Work required:
Go through the entries below and write each one out exactly.

--------------------------------------------------

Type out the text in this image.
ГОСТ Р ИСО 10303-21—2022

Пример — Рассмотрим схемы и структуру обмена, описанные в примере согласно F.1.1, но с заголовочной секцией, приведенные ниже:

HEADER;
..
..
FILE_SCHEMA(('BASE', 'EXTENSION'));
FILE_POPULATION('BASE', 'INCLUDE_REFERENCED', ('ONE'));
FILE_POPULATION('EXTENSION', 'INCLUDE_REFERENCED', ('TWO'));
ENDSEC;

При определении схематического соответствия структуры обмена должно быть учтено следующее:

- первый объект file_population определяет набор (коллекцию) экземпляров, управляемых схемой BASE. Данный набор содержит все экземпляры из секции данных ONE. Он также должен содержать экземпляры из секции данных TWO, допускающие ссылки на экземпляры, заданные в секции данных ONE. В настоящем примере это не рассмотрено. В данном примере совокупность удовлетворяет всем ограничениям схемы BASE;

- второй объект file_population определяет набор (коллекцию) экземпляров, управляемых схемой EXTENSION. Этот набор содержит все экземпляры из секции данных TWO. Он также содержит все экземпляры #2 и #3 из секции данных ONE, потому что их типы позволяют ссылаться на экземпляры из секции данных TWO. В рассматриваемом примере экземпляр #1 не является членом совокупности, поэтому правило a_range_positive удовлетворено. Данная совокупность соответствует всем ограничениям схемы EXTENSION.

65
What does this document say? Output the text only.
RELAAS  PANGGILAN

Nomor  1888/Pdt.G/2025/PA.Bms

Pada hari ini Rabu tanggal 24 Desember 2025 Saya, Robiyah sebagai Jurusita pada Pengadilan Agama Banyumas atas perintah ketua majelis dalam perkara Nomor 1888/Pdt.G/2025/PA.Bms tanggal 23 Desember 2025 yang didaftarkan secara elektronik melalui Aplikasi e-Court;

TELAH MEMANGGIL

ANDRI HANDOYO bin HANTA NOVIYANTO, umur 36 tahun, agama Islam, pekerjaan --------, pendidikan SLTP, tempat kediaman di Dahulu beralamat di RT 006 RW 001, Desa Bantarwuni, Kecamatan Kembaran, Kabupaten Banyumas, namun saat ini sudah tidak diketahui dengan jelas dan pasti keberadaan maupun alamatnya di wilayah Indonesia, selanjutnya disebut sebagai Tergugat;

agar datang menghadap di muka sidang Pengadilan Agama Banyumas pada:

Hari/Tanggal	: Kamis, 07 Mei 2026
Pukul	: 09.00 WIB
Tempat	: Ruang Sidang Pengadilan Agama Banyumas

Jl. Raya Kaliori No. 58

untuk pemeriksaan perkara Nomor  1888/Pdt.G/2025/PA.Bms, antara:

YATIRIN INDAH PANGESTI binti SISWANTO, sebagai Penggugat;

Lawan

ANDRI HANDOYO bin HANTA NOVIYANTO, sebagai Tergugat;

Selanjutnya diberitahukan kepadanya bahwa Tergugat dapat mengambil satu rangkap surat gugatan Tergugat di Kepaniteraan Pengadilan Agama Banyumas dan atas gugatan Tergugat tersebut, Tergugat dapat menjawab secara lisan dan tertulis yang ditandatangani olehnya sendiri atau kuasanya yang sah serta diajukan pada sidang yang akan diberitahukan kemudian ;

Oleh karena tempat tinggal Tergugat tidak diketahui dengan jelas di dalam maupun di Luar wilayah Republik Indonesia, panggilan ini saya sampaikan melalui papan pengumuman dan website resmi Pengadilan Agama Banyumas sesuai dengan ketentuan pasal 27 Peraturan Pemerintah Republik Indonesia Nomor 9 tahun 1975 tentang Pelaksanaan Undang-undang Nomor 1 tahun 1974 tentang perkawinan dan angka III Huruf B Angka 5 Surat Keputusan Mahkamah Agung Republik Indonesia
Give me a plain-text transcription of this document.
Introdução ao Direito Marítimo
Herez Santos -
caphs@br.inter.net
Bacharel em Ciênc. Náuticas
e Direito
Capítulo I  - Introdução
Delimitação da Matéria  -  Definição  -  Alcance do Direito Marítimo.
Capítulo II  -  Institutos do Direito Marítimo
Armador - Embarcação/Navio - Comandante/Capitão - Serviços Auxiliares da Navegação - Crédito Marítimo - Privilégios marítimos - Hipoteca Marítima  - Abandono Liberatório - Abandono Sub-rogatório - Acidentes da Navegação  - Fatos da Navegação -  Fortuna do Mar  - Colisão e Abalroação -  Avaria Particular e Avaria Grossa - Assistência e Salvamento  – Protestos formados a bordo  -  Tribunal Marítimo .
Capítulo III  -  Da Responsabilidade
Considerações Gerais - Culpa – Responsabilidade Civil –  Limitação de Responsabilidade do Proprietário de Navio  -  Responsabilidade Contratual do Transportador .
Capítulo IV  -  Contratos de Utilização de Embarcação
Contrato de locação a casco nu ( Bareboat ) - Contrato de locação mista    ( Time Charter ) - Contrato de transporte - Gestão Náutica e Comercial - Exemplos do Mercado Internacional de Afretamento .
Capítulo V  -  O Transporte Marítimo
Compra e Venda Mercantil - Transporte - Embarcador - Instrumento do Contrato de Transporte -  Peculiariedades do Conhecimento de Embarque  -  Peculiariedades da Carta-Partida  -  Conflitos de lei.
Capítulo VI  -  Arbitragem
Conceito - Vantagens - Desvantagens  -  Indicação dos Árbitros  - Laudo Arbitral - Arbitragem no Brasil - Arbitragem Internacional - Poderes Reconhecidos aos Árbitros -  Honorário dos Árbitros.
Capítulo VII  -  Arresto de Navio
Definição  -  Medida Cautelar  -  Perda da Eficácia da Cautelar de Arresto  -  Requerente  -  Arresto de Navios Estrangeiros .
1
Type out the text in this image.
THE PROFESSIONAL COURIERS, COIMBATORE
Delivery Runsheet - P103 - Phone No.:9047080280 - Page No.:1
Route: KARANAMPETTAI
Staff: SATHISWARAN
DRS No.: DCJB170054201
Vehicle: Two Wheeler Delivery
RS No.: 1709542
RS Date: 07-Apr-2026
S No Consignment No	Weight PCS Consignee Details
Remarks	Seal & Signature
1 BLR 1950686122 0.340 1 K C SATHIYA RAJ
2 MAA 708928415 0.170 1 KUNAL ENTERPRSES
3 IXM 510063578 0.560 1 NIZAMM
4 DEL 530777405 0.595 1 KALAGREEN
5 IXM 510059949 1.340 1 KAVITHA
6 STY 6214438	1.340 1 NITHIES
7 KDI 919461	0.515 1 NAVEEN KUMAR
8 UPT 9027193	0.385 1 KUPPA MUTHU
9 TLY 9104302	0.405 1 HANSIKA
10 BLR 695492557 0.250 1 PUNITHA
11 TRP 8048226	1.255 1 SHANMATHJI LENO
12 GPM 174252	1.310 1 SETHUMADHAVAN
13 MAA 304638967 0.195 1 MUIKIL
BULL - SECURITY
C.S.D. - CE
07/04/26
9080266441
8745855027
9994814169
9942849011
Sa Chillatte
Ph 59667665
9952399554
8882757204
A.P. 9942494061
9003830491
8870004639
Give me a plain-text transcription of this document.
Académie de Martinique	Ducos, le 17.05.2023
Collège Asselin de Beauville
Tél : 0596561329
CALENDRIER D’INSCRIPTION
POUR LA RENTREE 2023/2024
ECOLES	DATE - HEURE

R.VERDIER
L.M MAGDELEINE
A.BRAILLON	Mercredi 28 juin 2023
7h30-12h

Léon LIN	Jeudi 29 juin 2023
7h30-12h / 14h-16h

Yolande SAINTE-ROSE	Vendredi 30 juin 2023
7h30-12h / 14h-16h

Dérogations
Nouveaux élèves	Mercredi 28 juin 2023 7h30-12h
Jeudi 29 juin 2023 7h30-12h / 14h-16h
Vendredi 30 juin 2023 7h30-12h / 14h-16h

--------------------------------------------------

Solved exercise:
Type out the text in this image.
ГОСТ Р ИСО 10303-21—2022

Пример — Рассмотрим схемы и структуру обмена, описанные в примере согласно F.1.1, но с заголовочной секцией, приведенные ниже:

HEADER;
..
..
FILE_SCHEMA(('BASE', 'EXTENSION'));
FILE_POPULATION('BASE', 'INCLUDE_REFERENCED', ('ONE'));
FILE_POPULATION('EXTENSION', 'INCLUDE_REFERENCED', ('TWO'));
ENDSEC;

При определении схематического соответствия структуры обмена должно быть учтено следующее:

- первый объект file_population определяет набор (коллекцию) экземпляров, управляемых схемой BASE. Данный набор содержит все экземпляры из секции данных ONE. Он также должен содержать экземпляры из секции данных TWO, допускающие ссылки на экземпляры, заданные в секции данных ONE. В настоящем примере это не рассмотрено. В данном примере совокупность удовлетворяет всем ограничениям схемы BASE;

- второй объект file_population определяет набор (коллекцию) экземпляров, управляемых схемой EXTENSION. Этот набор содержит все экземпляры из секции данных TWO. Он также содержит все экземпляры #2 и #3 из секции данных ONE, потому что их типы позволяют ссылаться на экземпляры из секции данных TWO. В рассматриваемом примере экземпляр #1 не является членом совокупности, поэтому правило a_range_positive удовлетворено. Данная совокупность соответствует всем ограничениям схемы EXTENSION.

65
What does this document say? Output the text only.
RELAAS  PANGGILAN

Nomor  1888/Pdt.G/2025/PA.Bms

Pada hari ini Rabu tanggal 24 Desember 2025 Saya, Robiyah sebagai Jurusita pada Pengadilan Agama Banyumas atas perintah ketua majelis dalam perkara Nomor 1888/Pdt.G/2025/PA.Bms tanggal 23 Desember 2025 yang didaftarkan secara elektronik melalui Aplikasi e-Court;

TELAH MEMANGGIL

ANDRI HANDOYO bin HANTA NOVIYANTO, umur 36 tahun, agama Islam, pekerjaan --------, pendidikan SLTP, tempat kediaman di Dahulu beralamat di RT 006 RW 001, Desa Bantarwuni, Kecamatan Kembaran, Kabupaten Banyumas, namun saat ini sudah tidak diketahui dengan jelas dan pasti keberadaan maupun alamatnya di wilayah Indonesia, selanjutnya disebut sebagai Tergugat;

agar datang menghadap di muka sidang Pengadilan Agama Banyumas pada:

Hari/Tanggal	: Kamis, 07 Mei 2026
Pukul	: 09.00 WIB
Tempat	: Ruang Sidang Pengadilan Agama Banyumas

Jl. Raya Kaliori No. 58

untuk pemeriksaan perkara Nomor  1888/Pdt.G/2025/PA.Bms, antara:

YATIRIN INDAH PANGESTI binti SISWANTO, sebagai Penggugat;

Lawan

ANDRI HANDOYO bin HANTA NOVIYANTO, sebagai Tergugat;

Selanjutnya diberitahukan kepadanya bahwa Tergugat dapat mengambil satu rangkap surat gugatan Tergugat di Kepaniteraan Pengadilan Agama Banyumas dan atas gugatan Tergugat tersebut, Tergugat dapat menjawab secara lisan dan tertulis yang ditandatangani olehnya sendiri atau kuasanya yang sah serta diajukan pada sidang yang akan diberitahukan kemudian ;

Oleh karena tempat tinggal Tergugat tidak diketahui dengan jelas di dalam maupun di Luar wilayah Republik Indonesia, panggilan ini saya sampaikan melalui papan pengumuman dan website resmi Pengadilan Agama Banyumas sesuai dengan ketentuan pasal 27 Peraturan Pemerintah Republik Indonesia Nomor 9 tahun 1975 tentang Pelaksanaan Undang-undang Nomor 1 tahun 1974 tentang perkawinan dan angka III Huruf B Angka 5 Surat Keputusan Mahkamah Agung Republik Indonesia
Give me a plain-text transcription of this document.
Introdução ao Direito Marítimo
Herez Santos -
caphs@br.inter.net
Bacharel em Ciênc. Náuticas
e Direito
Capítulo I  - Introdução
Delimitação da Matéria  -  Definição  -  Alcance do Direito Marítimo.
Capítulo II  -  Institutos do Direito Marítimo
Armador - Embarcação/Navio - Comandante/Capitão - Serviços Auxiliares da Navegação - Crédito Marítimo - Privilégios marítimos - Hipoteca Marítima  - Abandono Liberatório - Abandono Sub-rogatório - Acidentes da Navegação  - Fatos da Navegação -  Fortuna do Mar  - Colisão e Abalroação -  Avaria Particular e Avaria Grossa - Assistência e Salvamento  – Protestos formados a bordo  -  Tribunal Marítimo .
Capítulo III  -  Da Responsabilidade
Considerações Gerais - Culpa – Responsabilidade Civil –  Limitação de Responsabilidade do Proprietário de Navio  -  Responsabilidade Contratual do Transportador .
Capítulo IV  -  Contratos de Utilização de Embarcação
Contrato de locação a casco nu ( Bareboat ) - Contrato de locação mista    ( Time Charter ) - Contrato de transporte - Gestão Náutica e Comercial - Exemplos do Mercado Internacional de Afretamento .
Capítulo V  -  O Transporte Marítimo
Compra e Venda Mercantil - Transporte - Embarcador - Instrumento do Contrato de Transporte -  Peculiariedades do Conhecimento de Embarque  -  Peculiariedades da Carta-Partida  -  Conflitos de lei.
Capítulo VI  -  Arbitragem
Conceito - Vantagens - Desvantagens  -  Indicação dos Árbitros  - Laudo Arbitral - Arbitragem no Brasil - Arbitragem Internacional - Poderes Reconhecidos aos Árbitros -  Honorário dos Árbitros.
Capítulo VII  -  Arresto de Navio
Definição  -  Medida Cautelar  -  Perda da Eficácia da Cautelar de Arresto  -  Requerente  -  Arresto de Navios Estrangeiros .
1
Type out the text in this image.
THE PROFESSIONAL COURIERS, COIMBATORE
Delivery Runsheet - P103 - Phone No.:9047080280 - Page No.:1
Route: KARANAMPETTAI
Staff: SATHISWARAN
DRS No.: DCJB170054201
Vehicle: Two Wheeler Delivery
RS No.: 1709542
RS Date: 07-Apr-2026
S No Consignment No	Weight PCS Consignee Details
Remarks	Seal & Signature
1 BLR 1950686122 0.340 1 K C SATHIYA RAJ
2 MAA 708928415 0.170 1 KUNAL ENTERPRSES
3 IXM 510063578 0.560 1 NIZAMM
4 DEL 530777405 0.595 1 KALAGREEN
5 IXM 510059949 1.340 1 KAVITHA
6 STY 6214438	1.340 1 NITHIES
7 KDI 919461	0.515 1 NAVEEN KUMAR
8 UPT 9027193	0.385 1 KUPPA MUTHU
9 TLY 9104302	0.405 1 HANSIKA
10 BLR 695492557 0.250 1 PUNITHA
11 TRP 8048226	1.255 1 SHANMATHJI LENO
12 GPM 174252	1.310 1 SETHUMADHAVAN
13 MAA 304638967 0.195 1 MUIKIL
BULL - SECURITY
C.S.D. - CE
07/04/26
9080266441
8745855027
9994814169
9942849011
Sa Chillatte
Ph 59667665
9952399554
8882757204
A.P. 9942494061
9003830491
8870004639
Give me a plain-text transcription of this document.
Académie de Martinique	Ducos, le 17.05.2023
Collège Asselin de Beauville
Tél : 0596561329
CALENDRIER D’INSCRIPTION
POUR LA RENTREE 2023/2024
ECOLES	DATE - HEURE

R.VERDIER
L.M MAGDELEINE
A.BRAILLON	Mercredi 28 juin 2023
7h30-12h

Léon LIN	Jeudi 29 juin 2023
7h30-12h / 14h-16h

Yolande SAINTE-ROSE	Vendredi 30 juin 2023
7h30-12h / 14h-16h

Dérogations
Nouveaux élèves	Mercredi 28 juin 2023 7h30-12h
Jeudi 29 juin 2023 7h30-12h / 14h-16h
Vendredi 30 juin 2023 7h30-12h / 14h-16h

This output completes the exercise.